--- DO THIS ---
Say how many lines contain "bear", using only the number.

--- RECORDS ---
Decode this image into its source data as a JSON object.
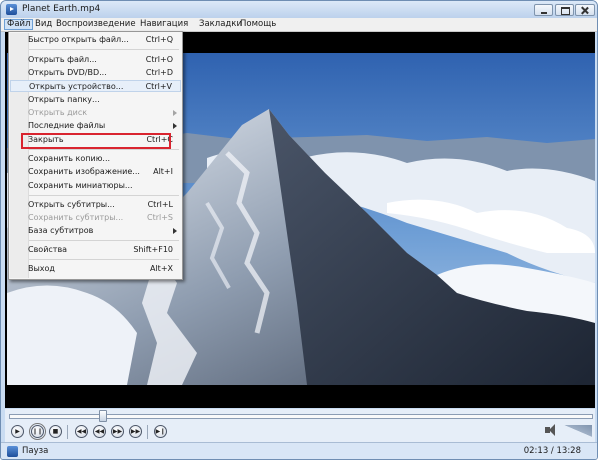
{
  "window": {
    "title": "Planet Earth.mp4"
  },
  "menubar": {
    "items": [
      "Файл",
      "Вид",
      "Воспроизведение",
      "Навигация",
      "Закладки",
      "Помощь"
    ],
    "active_index": 0
  },
  "file_menu": {
    "items": [
      {
        "label": "Быстро открыть файл...",
        "shortcut": "Ctrl+Q",
        "enabled": true
      },
      {
        "label": "Открыть файл...",
        "shortcut": "Ctrl+O",
        "enabled": true
      },
      {
        "label": "Открыть DVD/BD...",
        "shortcut": "Ctrl+D",
        "enabled": true
      },
      {
        "label": "Открыть устройство...",
        "shortcut": "Ctrl+V",
        "enabled": true
      },
      {
        "label": "Открыть папку...",
        "shortcut": "",
        "enabled": true
      },
      {
        "label": "Открыть диск",
        "shortcut": "",
        "enabled": false,
        "submenu": true
      },
      {
        "label": "Последние файлы",
        "shortcut": "",
        "enabled": true,
        "submenu": true
      },
      {
        "label": "Закрыть",
        "shortcut": "Ctrl+C",
        "enabled": true
      },
      {
        "label": "Сохранить копию...",
        "shortcut": "",
        "enabled": true
      },
      {
        "label": "Сохранить изображение...",
        "shortcut": "Alt+I",
        "enabled": true,
        "highlighted": true
      },
      {
        "label": "Сохранить миниатюры...",
        "shortcut": "",
        "enabled": true
      },
      {
        "label": "Открыть субтитры...",
        "shortcut": "Ctrl+L",
        "enabled": true
      },
      {
        "label": "Сохранить субтитры...",
        "shortcut": "Ctrl+S",
        "enabled": false
      },
      {
        "label": "База субтитров",
        "shortcut": "",
        "enabled": true,
        "submenu": true
      },
      {
        "label": "Свойства",
        "shortcut": "Shift+F10",
        "enabled": true
      },
      {
        "label": "Выход",
        "shortcut": "Alt+X",
        "enabled": true
      }
    ]
  },
  "controls": {
    "buttons": [
      "play-icon",
      "pause-icon",
      "stop-icon",
      "skip-back-icon",
      "rewind-icon",
      "fast-forward-icon",
      "skip-forward-icon",
      "frame-step-icon"
    ]
  },
  "seek": {
    "position_fraction": 0.16
  },
  "status": {
    "state": "Пауза",
    "time": "02:13 / 13:28"
  },
  "colors": {
    "highlight_border": "#d9242f",
    "chrome": "#c9dcf2",
    "menu_bg": "#f5f5f5"
  }
}
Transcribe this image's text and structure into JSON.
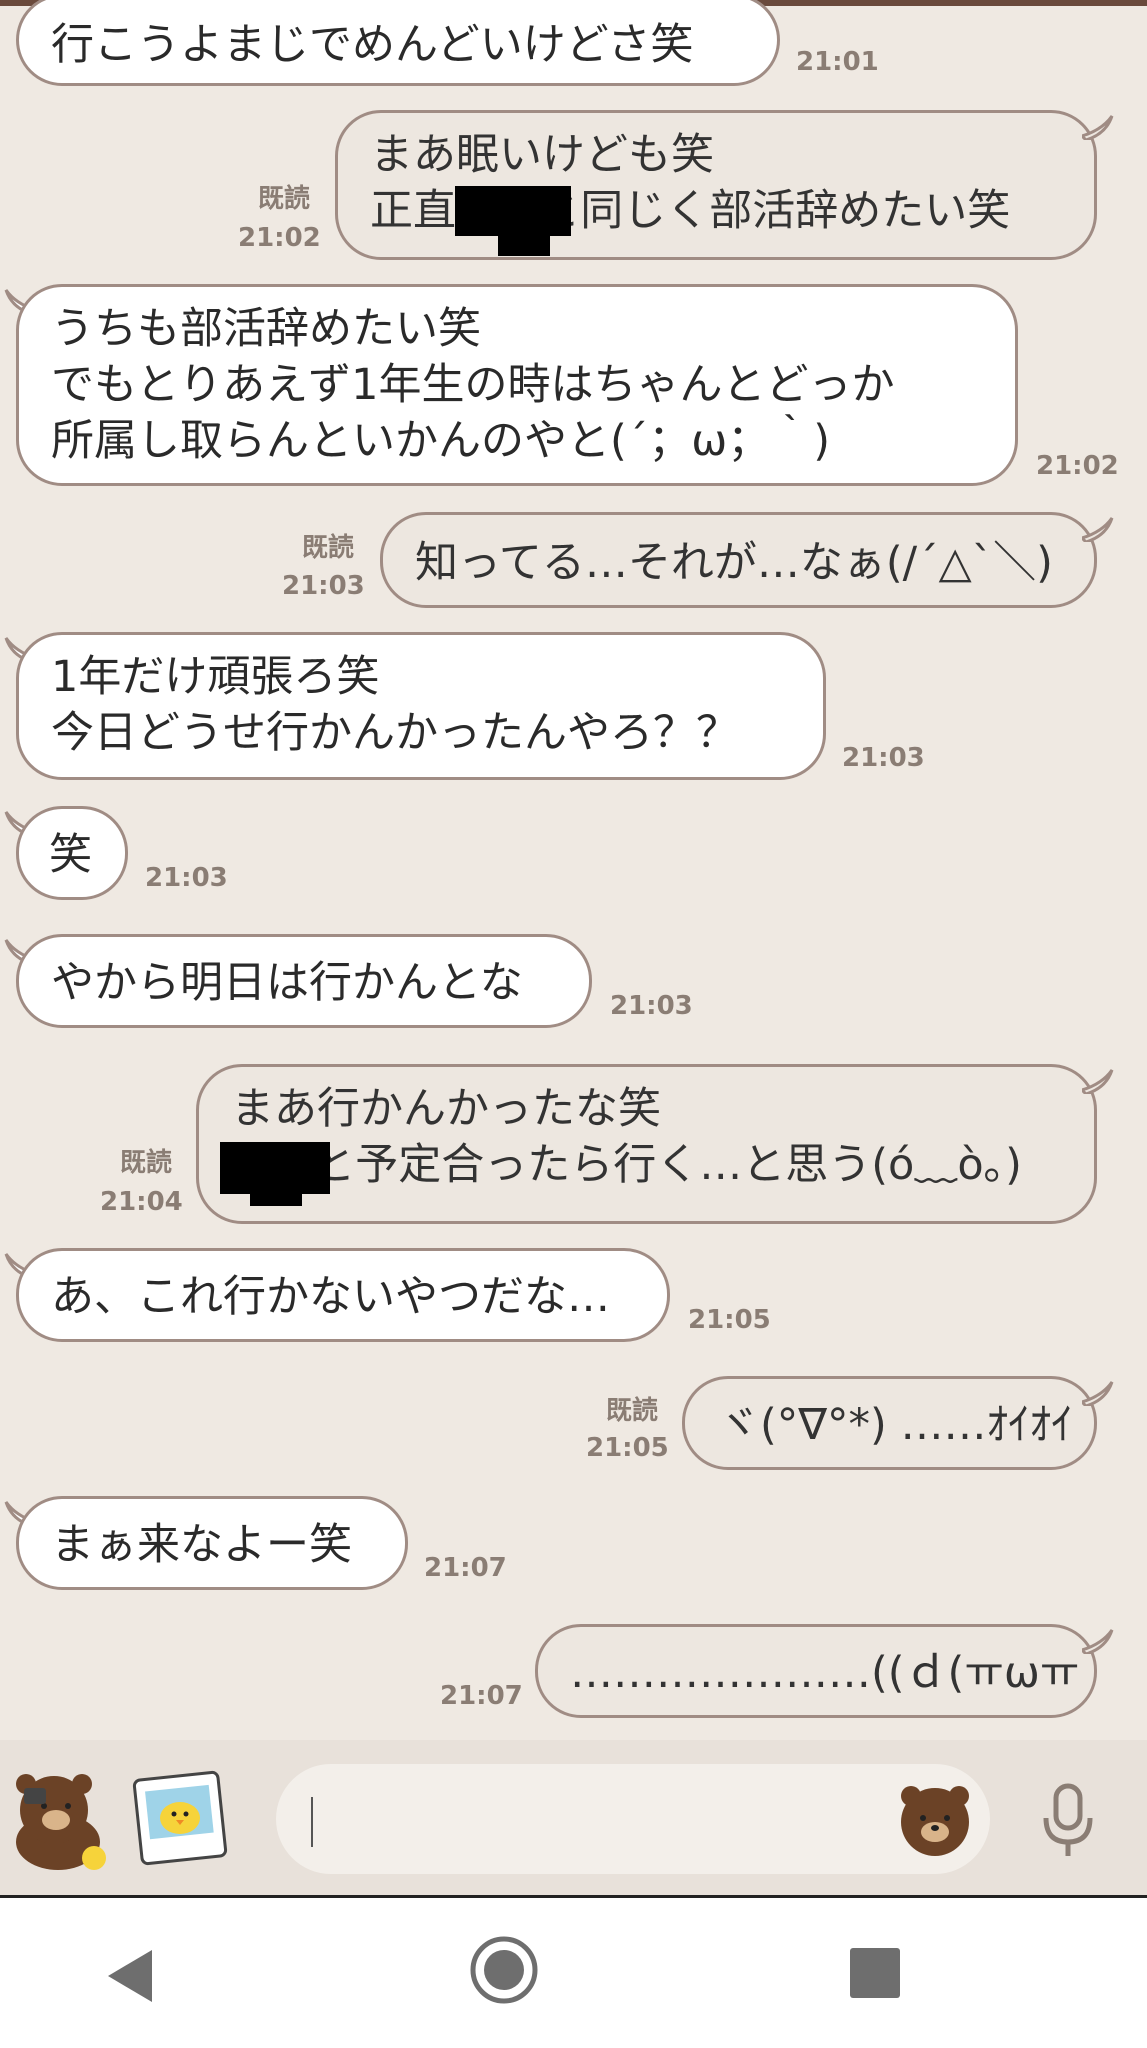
{
  "messages": [
    {
      "dir": "in",
      "text": "行こうよまじでめんどいけどさ笑",
      "time": "21:01"
    },
    {
      "dir": "out",
      "text": "まあ眠いけども笑\n正直■■と同じく部活辞めたい笑",
      "time": "21:02",
      "read": "既読"
    },
    {
      "dir": "in",
      "text": "うちも部活辞めたい笑\nでもとりあえず1年生の時はちゃんとどっか\n所属し取らんといかんのやと(´；ω；｀)",
      "time": "21:02"
    },
    {
      "dir": "out",
      "text": "知ってる…それが…なぁ(/´△`＼)",
      "time": "21:03",
      "read": "既読"
    },
    {
      "dir": "in",
      "text": "1年だけ頑張ろ笑\n今日どうせ行かんかったんやろ？？",
      "time": "21:03"
    },
    {
      "dir": "in",
      "text": "笑",
      "time": "21:03"
    },
    {
      "dir": "in",
      "text": "やから明日は行かんとな",
      "time": "21:03"
    },
    {
      "dir": "out",
      "text": "まあ行かんかったな笑\n■■と予定合ったら行く…と思う(ó﹏ò｡)",
      "time": "21:04",
      "read": "既読"
    },
    {
      "dir": "in",
      "text": "あ、これ行かないやつだな…",
      "time": "21:05"
    },
    {
      "dir": "out",
      "text": "ヾ(°∇°*) ……ｵｲｵｲ",
      "time": "21:05",
      "read": "既読"
    },
    {
      "dir": "in",
      "text": "まぁ来なよー笑",
      "time": "21:07"
    },
    {
      "dir": "out",
      "text": "…………………((ｄ(ㅠωㅠ｀)",
      "time": "21:07"
    }
  ],
  "input": {
    "value": ""
  },
  "colors": {
    "background": "#efe9e2",
    "bubble_in": "#ffffff",
    "bubble_out": "#ede7e0",
    "border": "#a08c84",
    "timestamp": "#8a7d74"
  },
  "icons": {
    "sticker": "brown-bear-sticker-icon",
    "photo": "photo-sticker-icon",
    "emoji": "brown-bear-emoji-icon",
    "mic": "microphone-icon",
    "back": "nav-back-icon",
    "home": "nav-home-icon",
    "recent": "nav-recent-apps-icon"
  }
}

--- FINAL RESULT ---
2